* _TASK REQUIREMENTS_
From the entries below, report how many lines contain the string "phenotype". Give only that number.
SOURCE RECORDS START
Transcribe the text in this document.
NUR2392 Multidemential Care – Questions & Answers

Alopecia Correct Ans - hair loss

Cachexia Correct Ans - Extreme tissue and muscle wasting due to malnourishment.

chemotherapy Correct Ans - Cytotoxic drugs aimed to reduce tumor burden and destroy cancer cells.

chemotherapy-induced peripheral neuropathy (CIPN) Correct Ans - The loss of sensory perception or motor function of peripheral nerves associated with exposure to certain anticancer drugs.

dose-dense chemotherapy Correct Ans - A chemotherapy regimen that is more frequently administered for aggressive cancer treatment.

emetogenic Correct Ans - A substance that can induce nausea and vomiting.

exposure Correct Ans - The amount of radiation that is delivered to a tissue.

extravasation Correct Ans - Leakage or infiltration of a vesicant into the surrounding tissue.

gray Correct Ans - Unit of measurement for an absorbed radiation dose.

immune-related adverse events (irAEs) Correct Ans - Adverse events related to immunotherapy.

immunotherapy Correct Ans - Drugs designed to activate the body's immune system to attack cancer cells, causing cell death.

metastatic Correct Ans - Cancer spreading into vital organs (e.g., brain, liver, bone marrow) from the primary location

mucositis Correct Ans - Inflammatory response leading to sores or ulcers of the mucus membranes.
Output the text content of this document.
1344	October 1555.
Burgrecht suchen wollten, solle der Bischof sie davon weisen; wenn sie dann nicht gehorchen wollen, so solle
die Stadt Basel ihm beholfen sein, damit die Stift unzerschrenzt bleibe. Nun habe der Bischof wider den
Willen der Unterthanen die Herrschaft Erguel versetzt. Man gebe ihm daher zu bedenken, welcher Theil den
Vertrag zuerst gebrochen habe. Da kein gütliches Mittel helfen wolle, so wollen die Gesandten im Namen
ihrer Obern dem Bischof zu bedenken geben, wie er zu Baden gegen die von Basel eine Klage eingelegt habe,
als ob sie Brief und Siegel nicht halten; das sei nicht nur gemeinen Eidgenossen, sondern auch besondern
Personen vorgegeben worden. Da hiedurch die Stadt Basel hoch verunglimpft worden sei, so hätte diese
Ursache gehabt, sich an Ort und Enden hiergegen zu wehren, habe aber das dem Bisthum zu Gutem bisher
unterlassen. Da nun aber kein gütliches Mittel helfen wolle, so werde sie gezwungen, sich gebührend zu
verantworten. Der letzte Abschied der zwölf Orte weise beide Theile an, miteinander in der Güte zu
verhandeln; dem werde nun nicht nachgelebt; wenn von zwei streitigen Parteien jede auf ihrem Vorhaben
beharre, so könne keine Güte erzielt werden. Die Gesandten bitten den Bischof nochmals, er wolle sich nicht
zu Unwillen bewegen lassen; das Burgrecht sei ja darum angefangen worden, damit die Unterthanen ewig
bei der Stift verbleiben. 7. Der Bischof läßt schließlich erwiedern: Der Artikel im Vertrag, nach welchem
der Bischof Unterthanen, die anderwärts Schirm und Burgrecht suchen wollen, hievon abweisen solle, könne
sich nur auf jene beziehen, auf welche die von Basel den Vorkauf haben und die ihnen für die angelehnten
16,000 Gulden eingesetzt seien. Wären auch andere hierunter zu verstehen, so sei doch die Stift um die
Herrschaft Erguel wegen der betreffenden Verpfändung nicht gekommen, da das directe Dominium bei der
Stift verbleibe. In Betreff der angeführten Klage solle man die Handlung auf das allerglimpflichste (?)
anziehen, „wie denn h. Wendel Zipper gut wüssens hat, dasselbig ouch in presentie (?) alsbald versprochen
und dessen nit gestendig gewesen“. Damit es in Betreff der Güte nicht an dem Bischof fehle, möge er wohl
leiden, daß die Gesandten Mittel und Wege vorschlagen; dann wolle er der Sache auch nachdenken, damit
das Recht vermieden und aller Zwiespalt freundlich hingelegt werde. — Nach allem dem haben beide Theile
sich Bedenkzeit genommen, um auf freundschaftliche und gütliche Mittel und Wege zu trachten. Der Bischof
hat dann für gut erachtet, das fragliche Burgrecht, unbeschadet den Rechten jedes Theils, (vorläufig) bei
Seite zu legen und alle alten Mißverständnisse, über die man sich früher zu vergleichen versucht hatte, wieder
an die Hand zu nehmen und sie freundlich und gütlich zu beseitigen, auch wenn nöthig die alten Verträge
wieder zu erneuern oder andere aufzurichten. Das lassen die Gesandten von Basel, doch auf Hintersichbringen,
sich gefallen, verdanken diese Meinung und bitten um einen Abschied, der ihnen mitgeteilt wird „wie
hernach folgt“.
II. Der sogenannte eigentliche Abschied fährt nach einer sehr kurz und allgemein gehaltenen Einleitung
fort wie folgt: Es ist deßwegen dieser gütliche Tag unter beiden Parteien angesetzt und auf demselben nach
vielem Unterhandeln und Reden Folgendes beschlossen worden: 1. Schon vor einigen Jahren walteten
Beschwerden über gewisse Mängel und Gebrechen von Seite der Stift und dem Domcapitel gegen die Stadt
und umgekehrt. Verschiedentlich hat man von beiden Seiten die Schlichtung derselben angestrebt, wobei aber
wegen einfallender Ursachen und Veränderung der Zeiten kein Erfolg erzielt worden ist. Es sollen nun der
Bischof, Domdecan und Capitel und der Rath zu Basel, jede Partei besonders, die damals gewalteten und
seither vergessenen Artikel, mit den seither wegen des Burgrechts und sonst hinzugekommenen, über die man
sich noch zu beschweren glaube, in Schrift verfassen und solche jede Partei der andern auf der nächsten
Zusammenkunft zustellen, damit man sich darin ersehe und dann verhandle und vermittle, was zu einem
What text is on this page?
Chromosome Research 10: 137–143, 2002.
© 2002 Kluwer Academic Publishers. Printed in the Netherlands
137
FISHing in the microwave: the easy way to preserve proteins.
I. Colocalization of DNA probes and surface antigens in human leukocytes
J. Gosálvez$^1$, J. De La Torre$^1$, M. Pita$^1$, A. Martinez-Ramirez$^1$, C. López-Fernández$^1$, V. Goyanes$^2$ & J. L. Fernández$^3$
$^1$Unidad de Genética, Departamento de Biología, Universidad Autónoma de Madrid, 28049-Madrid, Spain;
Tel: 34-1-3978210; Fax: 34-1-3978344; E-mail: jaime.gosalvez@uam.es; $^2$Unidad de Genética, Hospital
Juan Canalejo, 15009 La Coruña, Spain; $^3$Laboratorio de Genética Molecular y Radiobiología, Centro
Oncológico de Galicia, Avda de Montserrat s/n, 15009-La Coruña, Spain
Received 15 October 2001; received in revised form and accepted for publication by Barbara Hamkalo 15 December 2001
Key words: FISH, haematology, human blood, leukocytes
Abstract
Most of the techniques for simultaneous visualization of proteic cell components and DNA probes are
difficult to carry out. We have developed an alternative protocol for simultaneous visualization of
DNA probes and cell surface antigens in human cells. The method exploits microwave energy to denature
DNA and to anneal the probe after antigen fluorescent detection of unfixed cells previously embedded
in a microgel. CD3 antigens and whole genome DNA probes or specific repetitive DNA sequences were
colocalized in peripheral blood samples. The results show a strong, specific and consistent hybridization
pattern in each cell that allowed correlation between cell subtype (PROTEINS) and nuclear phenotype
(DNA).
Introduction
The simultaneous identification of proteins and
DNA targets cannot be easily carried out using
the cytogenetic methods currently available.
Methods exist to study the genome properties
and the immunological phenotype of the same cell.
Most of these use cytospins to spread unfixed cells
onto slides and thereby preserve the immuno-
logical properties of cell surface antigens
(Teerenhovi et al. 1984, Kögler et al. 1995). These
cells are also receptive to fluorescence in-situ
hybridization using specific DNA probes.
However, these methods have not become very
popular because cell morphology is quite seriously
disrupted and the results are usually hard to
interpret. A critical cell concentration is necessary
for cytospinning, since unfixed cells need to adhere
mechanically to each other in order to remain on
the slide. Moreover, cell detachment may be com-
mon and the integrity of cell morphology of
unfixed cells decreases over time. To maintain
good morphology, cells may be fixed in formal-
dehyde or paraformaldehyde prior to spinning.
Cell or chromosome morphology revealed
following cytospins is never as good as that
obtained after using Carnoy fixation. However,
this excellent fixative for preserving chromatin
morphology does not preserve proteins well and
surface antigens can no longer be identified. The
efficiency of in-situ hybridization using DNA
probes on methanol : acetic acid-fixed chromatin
SOURCE RECORDS END
* _WRITTEN SOLUTION_
2